Job: Look in the data below for the line that contains "Give me the". Copy that line and the remaining lines exactly.

[Data records]
*****

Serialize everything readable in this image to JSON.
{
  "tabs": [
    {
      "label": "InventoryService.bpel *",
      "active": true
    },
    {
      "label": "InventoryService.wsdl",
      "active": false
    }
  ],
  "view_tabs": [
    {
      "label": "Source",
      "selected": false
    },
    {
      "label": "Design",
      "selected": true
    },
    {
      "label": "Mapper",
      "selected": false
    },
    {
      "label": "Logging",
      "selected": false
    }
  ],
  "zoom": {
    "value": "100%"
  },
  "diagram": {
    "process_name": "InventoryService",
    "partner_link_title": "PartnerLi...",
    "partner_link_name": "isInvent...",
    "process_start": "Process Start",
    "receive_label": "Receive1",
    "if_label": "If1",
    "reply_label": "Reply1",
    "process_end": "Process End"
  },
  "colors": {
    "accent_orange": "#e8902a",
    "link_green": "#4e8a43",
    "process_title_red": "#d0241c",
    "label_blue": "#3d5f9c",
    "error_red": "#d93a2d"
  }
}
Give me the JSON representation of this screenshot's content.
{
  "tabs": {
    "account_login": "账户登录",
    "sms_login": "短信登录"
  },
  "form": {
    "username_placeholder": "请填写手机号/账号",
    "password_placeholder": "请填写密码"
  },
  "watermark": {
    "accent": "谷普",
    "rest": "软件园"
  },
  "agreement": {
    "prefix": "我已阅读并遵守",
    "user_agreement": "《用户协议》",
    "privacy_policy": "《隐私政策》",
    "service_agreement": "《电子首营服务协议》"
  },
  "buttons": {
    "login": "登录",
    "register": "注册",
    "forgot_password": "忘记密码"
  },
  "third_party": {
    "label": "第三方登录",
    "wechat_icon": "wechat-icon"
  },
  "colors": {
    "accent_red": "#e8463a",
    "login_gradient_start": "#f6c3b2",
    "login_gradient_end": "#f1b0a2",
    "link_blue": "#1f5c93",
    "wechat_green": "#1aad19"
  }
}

*****

Written solution:
Give me the JSON representation of this screenshot's content.
{
  "tabs": {
    "account_login": "账户登录",
    "sms_login": "短信登录"
  },
  "form": {
    "username_placeholder": "请填写手机号/账号",
    "password_placeholder": "请填写密码"
  },
  "watermark": {
    "accent": "谷普",
    "rest": "软件园"
  },
  "agreement": {
    "prefix": "我已阅读并遵守",
    "user_agreement": "《用户协议》",
    "privacy_policy": "《隐私政策》",
    "service_agreement": "《电子首营服务协议》"
  },
  "buttons": {
    "login": "登录",
    "register": "注册",
    "forgot_password": "忘记密码"
  },
  "third_party": {
    "label": "第三方登录",
    "wechat_icon": "wechat-icon"
  },
  "colors": {
    "accent_red": "#e8463a",
    "login_gradient_start": "#f6c3b2",
    "login_gradient_end": "#f1b0a2",
    "link_blue": "#1f5c93",
    "wechat_green": "#1aad19"
  }
}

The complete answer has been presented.